### WRITTEN INSTRUCTION
Reproduce each line from the records that holds "Google".

Extracted records

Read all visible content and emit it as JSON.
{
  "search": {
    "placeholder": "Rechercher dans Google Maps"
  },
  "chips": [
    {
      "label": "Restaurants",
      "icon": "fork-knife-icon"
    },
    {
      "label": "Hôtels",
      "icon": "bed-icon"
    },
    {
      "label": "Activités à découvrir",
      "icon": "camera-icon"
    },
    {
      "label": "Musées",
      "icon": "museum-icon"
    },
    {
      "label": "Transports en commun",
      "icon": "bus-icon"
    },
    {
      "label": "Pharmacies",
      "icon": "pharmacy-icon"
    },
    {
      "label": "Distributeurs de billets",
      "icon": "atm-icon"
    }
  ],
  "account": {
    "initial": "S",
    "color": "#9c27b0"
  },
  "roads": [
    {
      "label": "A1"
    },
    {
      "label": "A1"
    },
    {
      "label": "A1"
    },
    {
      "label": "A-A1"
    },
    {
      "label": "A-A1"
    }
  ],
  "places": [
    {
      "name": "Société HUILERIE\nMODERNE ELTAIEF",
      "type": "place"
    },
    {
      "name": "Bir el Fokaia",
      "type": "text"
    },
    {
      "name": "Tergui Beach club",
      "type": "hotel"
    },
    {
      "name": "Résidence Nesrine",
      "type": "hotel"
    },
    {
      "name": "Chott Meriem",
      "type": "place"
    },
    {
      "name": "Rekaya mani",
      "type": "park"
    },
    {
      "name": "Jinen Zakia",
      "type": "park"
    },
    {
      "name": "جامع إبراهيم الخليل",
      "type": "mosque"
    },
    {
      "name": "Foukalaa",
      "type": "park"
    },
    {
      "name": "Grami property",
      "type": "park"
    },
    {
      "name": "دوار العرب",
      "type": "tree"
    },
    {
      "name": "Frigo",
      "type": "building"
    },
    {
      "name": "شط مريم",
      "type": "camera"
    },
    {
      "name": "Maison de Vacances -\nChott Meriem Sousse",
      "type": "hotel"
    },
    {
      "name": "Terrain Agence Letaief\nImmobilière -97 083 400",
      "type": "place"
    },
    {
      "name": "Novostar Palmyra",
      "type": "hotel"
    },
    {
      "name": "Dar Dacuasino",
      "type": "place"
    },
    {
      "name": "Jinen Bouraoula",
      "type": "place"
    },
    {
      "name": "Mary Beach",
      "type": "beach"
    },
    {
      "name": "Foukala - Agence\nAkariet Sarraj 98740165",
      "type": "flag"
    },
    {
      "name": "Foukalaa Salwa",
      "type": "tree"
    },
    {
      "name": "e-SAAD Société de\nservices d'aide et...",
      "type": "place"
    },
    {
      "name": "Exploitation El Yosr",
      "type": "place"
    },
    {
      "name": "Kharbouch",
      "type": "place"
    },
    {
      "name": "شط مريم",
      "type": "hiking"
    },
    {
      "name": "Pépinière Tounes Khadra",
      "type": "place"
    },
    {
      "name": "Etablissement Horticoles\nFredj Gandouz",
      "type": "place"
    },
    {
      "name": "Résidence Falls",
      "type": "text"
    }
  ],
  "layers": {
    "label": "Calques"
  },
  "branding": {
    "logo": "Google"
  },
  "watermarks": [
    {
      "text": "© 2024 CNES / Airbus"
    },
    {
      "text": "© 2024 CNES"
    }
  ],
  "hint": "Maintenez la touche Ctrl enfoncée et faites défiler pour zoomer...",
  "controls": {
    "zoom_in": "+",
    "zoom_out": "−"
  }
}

### OUTPUT BELOW
    "placeholder": "Rechercher dans Google Maps"
    "logo": "Google"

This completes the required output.